_Do this_.
Below are some entries. Work out how many of their lines hold the word "ソフトウェア", and write that number alone.

* Begin Records for this exercise *

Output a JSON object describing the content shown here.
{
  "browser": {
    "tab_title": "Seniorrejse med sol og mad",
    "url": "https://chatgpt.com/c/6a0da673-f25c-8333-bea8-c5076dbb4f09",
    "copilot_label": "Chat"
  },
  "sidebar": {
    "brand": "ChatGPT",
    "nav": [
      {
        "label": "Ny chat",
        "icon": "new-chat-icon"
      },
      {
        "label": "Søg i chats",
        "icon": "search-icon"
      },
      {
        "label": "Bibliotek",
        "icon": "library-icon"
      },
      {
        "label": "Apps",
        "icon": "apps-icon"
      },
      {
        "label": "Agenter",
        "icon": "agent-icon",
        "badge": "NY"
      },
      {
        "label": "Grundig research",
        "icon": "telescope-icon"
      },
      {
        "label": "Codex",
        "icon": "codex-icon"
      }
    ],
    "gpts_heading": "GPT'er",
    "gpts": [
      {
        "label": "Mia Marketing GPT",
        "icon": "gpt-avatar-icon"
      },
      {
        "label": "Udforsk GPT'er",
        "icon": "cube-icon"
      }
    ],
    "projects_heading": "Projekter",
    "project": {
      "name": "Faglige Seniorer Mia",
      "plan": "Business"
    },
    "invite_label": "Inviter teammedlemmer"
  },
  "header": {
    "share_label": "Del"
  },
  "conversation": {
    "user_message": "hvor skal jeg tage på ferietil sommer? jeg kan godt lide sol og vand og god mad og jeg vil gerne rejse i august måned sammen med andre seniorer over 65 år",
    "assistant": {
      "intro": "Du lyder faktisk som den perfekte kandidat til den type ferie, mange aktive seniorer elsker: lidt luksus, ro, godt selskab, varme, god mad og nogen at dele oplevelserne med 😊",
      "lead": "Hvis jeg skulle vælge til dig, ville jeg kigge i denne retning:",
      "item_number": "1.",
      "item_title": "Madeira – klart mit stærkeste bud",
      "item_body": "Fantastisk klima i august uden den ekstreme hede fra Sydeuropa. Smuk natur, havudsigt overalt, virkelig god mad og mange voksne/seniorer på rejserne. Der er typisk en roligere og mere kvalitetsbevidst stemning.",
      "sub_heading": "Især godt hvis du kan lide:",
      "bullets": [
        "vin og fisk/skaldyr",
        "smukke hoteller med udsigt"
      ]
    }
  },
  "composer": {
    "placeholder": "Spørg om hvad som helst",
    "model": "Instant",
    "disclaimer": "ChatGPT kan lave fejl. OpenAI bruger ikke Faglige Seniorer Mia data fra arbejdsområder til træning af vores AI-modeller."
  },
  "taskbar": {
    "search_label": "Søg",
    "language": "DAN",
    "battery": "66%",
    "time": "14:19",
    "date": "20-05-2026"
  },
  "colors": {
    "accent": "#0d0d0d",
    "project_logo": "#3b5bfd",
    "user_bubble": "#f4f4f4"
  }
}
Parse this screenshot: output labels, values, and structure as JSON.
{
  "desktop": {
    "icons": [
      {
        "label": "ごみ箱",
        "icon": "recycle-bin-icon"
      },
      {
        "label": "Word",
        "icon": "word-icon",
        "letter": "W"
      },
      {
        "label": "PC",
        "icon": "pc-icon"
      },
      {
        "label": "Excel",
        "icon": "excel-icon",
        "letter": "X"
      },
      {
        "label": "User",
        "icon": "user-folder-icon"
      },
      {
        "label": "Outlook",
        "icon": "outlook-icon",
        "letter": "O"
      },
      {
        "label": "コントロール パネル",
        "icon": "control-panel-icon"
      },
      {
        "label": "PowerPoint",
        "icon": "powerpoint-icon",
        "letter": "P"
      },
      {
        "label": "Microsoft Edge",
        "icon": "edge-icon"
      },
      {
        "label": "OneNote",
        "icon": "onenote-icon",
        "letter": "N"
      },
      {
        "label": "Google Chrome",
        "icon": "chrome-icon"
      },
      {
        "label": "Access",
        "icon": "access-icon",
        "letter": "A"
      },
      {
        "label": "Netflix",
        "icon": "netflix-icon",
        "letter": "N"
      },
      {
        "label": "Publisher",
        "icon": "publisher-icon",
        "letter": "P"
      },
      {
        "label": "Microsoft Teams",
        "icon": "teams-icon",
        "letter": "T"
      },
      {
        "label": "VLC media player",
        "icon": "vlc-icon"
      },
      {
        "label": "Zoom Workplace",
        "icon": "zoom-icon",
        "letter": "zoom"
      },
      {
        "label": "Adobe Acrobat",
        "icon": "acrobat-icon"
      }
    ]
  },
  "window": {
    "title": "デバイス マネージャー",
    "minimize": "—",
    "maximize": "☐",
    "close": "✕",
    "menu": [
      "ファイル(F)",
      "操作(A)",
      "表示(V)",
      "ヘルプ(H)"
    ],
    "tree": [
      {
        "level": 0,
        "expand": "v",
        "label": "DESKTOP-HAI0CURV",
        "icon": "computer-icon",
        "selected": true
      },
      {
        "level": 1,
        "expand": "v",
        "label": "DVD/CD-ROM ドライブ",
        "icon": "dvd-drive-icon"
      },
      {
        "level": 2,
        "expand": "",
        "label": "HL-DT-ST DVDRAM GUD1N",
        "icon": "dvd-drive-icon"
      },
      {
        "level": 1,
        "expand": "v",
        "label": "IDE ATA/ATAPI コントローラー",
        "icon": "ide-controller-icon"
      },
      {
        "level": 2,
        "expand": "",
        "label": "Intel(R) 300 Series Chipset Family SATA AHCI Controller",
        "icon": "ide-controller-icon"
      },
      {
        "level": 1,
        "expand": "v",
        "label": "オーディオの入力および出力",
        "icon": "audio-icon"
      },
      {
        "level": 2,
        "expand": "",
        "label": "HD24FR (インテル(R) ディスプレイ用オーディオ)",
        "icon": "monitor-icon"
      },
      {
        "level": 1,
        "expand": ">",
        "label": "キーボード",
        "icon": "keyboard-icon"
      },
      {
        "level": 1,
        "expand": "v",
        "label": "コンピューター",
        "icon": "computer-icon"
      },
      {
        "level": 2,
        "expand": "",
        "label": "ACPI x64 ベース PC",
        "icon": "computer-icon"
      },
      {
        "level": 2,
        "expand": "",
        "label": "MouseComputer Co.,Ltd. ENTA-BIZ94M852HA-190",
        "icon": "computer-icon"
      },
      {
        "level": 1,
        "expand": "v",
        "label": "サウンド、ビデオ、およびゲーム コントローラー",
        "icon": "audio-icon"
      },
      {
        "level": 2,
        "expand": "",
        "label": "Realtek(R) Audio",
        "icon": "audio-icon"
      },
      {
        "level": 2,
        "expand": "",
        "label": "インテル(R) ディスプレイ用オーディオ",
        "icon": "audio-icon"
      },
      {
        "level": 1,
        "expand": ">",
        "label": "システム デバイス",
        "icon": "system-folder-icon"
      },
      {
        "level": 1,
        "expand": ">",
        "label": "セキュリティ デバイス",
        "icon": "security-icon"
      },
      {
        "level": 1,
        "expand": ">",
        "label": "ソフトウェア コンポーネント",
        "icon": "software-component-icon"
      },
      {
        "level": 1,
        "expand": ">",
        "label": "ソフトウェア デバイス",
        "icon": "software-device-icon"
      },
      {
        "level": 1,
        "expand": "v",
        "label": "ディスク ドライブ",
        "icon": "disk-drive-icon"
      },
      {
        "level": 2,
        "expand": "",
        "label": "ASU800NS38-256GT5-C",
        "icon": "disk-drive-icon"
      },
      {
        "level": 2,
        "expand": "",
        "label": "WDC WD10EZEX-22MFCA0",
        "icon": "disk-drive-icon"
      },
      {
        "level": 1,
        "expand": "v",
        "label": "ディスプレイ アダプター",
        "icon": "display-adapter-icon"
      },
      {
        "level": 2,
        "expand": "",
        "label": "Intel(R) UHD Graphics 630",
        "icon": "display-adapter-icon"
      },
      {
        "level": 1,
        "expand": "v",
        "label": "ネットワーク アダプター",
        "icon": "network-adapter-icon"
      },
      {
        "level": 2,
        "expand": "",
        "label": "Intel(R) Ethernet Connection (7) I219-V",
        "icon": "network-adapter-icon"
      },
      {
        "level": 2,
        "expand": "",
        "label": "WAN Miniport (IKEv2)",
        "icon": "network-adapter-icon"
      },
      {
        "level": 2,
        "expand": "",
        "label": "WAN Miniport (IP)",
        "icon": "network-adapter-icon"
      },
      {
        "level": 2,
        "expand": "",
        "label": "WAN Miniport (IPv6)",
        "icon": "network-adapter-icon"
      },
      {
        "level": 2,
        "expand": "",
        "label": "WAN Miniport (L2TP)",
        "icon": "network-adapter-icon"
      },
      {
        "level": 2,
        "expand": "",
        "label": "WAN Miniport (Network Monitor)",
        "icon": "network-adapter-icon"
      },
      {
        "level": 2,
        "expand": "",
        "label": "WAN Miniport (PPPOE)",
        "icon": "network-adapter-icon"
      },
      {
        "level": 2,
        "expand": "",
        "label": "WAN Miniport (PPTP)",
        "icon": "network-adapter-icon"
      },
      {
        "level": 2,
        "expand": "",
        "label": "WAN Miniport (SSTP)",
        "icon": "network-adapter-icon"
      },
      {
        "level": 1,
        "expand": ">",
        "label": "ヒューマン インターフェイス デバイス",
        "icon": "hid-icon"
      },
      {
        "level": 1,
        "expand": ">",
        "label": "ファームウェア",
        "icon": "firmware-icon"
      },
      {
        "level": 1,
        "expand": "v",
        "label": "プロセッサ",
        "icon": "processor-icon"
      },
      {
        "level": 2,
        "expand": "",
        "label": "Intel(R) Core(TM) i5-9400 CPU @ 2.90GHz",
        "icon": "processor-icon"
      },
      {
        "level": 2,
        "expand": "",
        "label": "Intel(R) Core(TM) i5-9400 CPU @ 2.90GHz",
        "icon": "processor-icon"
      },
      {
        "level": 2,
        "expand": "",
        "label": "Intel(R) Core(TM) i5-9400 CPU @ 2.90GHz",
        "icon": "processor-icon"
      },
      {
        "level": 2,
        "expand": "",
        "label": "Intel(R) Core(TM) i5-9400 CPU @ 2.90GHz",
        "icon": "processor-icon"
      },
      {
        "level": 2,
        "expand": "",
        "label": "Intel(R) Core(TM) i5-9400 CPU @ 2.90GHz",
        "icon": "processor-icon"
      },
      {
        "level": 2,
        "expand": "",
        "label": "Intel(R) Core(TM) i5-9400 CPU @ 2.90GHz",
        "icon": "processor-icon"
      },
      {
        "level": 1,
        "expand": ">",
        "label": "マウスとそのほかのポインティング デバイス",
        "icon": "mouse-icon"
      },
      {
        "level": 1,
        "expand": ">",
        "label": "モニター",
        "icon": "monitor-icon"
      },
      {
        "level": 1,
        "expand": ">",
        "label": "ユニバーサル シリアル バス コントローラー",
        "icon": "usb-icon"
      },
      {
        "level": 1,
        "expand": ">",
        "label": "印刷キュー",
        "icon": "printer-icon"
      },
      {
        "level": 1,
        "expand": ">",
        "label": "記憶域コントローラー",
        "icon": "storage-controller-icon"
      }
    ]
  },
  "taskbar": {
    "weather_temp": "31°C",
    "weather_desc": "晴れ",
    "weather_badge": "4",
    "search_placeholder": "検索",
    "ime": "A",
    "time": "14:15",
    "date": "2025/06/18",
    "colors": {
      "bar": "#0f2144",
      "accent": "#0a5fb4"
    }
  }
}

* End Records for this exercise *

_Exercise response_.
2